**WHAT TO WORK ON:** Return the complete listing that follows, with each line reproduced exactly.

**RECORDS SUPPLIED:**
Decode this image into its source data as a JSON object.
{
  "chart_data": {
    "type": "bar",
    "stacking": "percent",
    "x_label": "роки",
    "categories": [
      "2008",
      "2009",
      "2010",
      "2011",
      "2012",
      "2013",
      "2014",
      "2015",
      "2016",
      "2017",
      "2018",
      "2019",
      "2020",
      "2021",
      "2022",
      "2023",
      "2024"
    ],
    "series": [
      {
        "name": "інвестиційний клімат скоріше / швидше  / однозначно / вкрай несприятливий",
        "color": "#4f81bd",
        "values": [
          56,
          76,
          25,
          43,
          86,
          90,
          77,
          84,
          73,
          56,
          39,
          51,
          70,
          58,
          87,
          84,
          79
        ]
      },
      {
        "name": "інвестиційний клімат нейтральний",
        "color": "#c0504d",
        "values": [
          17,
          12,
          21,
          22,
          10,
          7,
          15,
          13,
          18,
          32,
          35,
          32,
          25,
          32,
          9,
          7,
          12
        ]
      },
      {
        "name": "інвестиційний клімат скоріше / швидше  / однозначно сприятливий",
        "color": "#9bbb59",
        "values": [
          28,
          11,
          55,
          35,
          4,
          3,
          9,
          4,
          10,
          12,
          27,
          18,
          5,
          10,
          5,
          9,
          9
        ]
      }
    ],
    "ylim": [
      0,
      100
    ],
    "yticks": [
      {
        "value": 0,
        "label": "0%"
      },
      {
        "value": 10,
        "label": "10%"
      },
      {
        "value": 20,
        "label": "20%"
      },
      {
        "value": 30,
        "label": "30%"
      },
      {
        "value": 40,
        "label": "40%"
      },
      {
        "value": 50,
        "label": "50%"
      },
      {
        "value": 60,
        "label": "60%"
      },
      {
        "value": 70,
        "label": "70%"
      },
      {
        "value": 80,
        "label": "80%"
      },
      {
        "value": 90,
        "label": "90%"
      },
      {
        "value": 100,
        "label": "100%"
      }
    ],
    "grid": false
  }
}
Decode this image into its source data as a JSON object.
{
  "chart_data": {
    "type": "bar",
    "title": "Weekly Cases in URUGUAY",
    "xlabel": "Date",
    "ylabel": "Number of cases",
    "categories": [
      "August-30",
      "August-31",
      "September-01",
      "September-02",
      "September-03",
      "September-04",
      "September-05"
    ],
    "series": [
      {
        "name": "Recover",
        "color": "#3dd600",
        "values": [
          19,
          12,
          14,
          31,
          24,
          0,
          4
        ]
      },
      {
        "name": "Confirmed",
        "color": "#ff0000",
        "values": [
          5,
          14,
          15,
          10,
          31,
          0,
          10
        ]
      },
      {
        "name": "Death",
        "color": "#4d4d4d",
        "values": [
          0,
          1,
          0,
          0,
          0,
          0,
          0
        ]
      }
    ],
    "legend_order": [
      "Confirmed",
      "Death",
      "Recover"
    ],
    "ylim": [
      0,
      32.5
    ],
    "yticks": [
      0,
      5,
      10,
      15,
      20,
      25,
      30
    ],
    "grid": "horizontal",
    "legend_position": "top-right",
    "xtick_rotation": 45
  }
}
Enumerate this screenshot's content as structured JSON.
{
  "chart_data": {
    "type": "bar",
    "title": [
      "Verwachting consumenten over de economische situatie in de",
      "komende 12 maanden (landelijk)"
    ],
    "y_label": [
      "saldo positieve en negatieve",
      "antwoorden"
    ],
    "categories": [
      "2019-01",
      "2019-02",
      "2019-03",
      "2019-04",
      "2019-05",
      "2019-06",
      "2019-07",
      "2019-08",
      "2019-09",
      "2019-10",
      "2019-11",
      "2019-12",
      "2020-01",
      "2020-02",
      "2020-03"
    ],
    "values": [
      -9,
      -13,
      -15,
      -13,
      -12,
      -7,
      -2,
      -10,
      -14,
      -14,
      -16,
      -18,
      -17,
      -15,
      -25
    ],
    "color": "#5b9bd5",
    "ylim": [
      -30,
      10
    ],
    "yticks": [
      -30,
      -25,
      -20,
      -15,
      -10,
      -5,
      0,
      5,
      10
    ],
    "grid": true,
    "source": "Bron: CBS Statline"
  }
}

**WORKED SOLUTION:**
Decode this image into its source data as a JSON object.
{
  "chart_data": {
    "type": "bar",
    "stacking": "percent",
    "x_label": "роки",
    "categories": [
      "2008",
      "2009",
      "2010",
      "2011",
      "2012",
      "2013",
      "2014",
      "2015",
      "2016",
      "2017",
      "2018",
      "2019",
      "2020",
      "2021",
      "2022",
      "2023",
      "2024"
    ],
    "series": [
      {
        "name": "інвестиційний клімат скоріше / швидше  / однозначно / вкрай несприятливий",
        "color": "#4f81bd",
        "values": [
          56,
          76,
          25,
          43,
          86,
          90,
          77,
          84,
          73,
          56,
          39,
          51,
          70,
          58,
          87,
          84,
          79
        ]
      },
      {
        "name": "інвестиційний клімат нейтральний",
        "color": "#c0504d",
        "values": [
          17,
          12,
          21,
          22,
          10,
          7,
          15,
          13,
          18,
          32,
          35,
          32,
          25,
          32,
          9,
          7,
          12
        ]
      },
      {
        "name": "інвестиційний клімат скоріше / швидше  / однозначно сприятливий",
        "color": "#9bbb59",
        "values": [
          28,
          11,
          55,
          35,
          4,
          3,
          9,
          4,
          10,
          12,
          27,
          18,
          5,
          10,
          5,
          9,
          9
        ]
      }
    ],
    "ylim": [
      0,
      100
    ],
    "yticks": [
      {
        "value": 0,
        "label": "0%"
      },
      {
        "value": 10,
        "label": "10%"
      },
      {
        "value": 20,
        "label": "20%"
      },
      {
        "value": 30,
        "label": "30%"
      },
      {
        "value": 40,
        "label": "40%"
      },
      {
        "value": 50,
        "label": "50%"
      },
      {
        "value": 60,
        "label": "60%"
      },
      {
        "value": 70,
        "label": "70%"
      },
      {
        "value": 80,
        "label": "80%"
      },
      {
        "value": 90,
        "label": "90%"
      },
      {
        "value": 100,
        "label": "100%"
      }
    ],
    "grid": false
  }
}
Decode this image into its source data as a JSON object.
{
  "chart_data": {
    "type": "bar",
    "title": "Weekly Cases in URUGUAY",
    "xlabel": "Date",
    "ylabel": "Number of cases",
    "categories": [
      "August-30",
      "August-31",
      "September-01",
      "September-02",
      "September-03",
      "September-04",
      "September-05"
    ],
    "series": [
      {
        "name": "Recover",
        "color": "#3dd600",
        "values": [
          19,
          12,
          14,
          31,
          24,
          0,
          4
        ]
      },
      {
        "name": "Confirmed",
        "color": "#ff0000",
        "values": [
          5,
          14,
          15,
          10,
          31,
          0,
          10
        ]
      },
      {
        "name": "Death",
        "color": "#4d4d4d",
        "values": [
          0,
          1,
          0,
          0,
          0,
          0,
          0
        ]
      }
    ],
    "legend_order": [
      "Confirmed",
      "Death",
      "Recover"
    ],
    "ylim": [
      0,
      32.5
    ],
    "yticks": [
      0,
      5,
      10,
      15,
      20,
      25,
      30
    ],
    "grid": "horizontal",
    "legend_position": "top-right",
    "xtick_rotation": 45
  }
}
Enumerate this screenshot's content as structured JSON.
{
  "chart_data": {
    "type": "bar",
    "title": [
      "Verwachting consumenten over de economische situatie in de",
      "komende 12 maanden (landelijk)"
    ],
    "y_label": [
      "saldo positieve en negatieve",
      "antwoorden"
    ],
    "categories": [
      "2019-01",
      "2019-02",
      "2019-03",
      "2019-04",
      "2019-05",
      "2019-06",
      "2019-07",
      "2019-08",
      "2019-09",
      "2019-10",
      "2019-11",
      "2019-12",
      "2020-01",
      "2020-02",
      "2020-03"
    ],
    "values": [
      -9,
      -13,
      -15,
      -13,
      -12,
      -7,
      -2,
      -10,
      -14,
      -14,
      -16,
      -18,
      -17,
      -15,
      -25
    ],
    "color": "#5b9bd5",
    "ylim": [
      -30,
      10
    ],
    "yticks": [
      -30,
      -25,
      -20,
      -15,
      -10,
      -5,
      0,
      5,
      10
    ],
    "grid": true,
    "source": "Bron: CBS Statline"
  }
}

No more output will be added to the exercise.